(Saved entries)
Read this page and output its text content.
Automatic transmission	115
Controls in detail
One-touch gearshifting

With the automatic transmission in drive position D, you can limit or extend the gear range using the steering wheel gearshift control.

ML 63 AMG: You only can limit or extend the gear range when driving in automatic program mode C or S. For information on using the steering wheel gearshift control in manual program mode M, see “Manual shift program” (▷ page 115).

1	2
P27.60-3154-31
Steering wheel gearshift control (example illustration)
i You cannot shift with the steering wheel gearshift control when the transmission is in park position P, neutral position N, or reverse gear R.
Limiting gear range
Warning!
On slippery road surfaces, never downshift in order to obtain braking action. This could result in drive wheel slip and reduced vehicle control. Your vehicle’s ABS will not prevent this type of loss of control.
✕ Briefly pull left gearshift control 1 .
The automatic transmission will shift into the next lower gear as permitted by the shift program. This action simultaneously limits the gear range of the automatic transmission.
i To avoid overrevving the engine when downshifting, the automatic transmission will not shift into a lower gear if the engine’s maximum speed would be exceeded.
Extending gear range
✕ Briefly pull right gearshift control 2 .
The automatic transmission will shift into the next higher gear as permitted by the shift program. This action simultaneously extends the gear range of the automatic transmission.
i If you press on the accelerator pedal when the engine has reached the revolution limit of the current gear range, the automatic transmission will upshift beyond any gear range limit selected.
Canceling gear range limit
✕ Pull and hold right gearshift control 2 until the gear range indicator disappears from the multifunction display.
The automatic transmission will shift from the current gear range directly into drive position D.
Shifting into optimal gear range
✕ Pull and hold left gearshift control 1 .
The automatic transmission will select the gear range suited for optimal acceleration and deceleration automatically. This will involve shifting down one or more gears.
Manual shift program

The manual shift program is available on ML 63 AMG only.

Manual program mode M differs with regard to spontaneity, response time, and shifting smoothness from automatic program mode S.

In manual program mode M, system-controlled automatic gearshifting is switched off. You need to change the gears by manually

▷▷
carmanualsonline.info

• [Direction]
Nothing should be left out: repeat all of the data exactly.

• [Output below]
Read this page and output its text content.
Automatic transmission	115
Controls in detail
One-touch gearshifting

With the automatic transmission in drive position D, you can limit or extend the gear range using the steering wheel gearshift control.

ML 63 AMG: You only can limit or extend the gear range when driving in automatic program mode C or S. For information on using the steering wheel gearshift control in manual program mode M, see “Manual shift program” (▷ page 115).

1	2
P27.60-3154-31
Steering wheel gearshift control (example illustration)
i You cannot shift with the steering wheel gearshift control when the transmission is in park position P, neutral position N, or reverse gear R.
Limiting gear range
Warning!
On slippery road surfaces, never downshift in order to obtain braking action. This could result in drive wheel slip and reduced vehicle control. Your vehicle’s ABS will not prevent this type of loss of control.
✕ Briefly pull left gearshift control 1 .
The automatic transmission will shift into the next lower gear as permitted by the shift program. This action simultaneously limits the gear range of the automatic transmission.
i To avoid overrevving the engine when downshifting, the automatic transmission will not shift into a lower gear if the engine’s maximum speed would be exceeded.
Extending gear range
✕ Briefly pull right gearshift control 2 .
The automatic transmission will shift into the next higher gear as permitted by the shift program. This action simultaneously extends the gear range of the automatic transmission.
i If you press on the accelerator pedal when the engine has reached the revolution limit of the current gear range, the automatic transmission will upshift beyond any gear range limit selected.
Canceling gear range limit
✕ Pull and hold right gearshift control 2 until the gear range indicator disappears from the multifunction display.
The automatic transmission will shift from the current gear range directly into drive position D.
Shifting into optimal gear range
✕ Pull and hold left gearshift control 1 .
The automatic transmission will select the gear range suited for optimal acceleration and deceleration automatically. This will involve shifting down one or more gears.
Manual shift program

The manual shift program is available on ML 63 AMG only.

Manual program mode M differs with regard to spontaneity, response time, and shifting smoothness from automatic program mode S.

In manual program mode M, system-controlled automatic gearshifting is switched off. You need to change the gears by manually

▷▷
carmanualsonline.info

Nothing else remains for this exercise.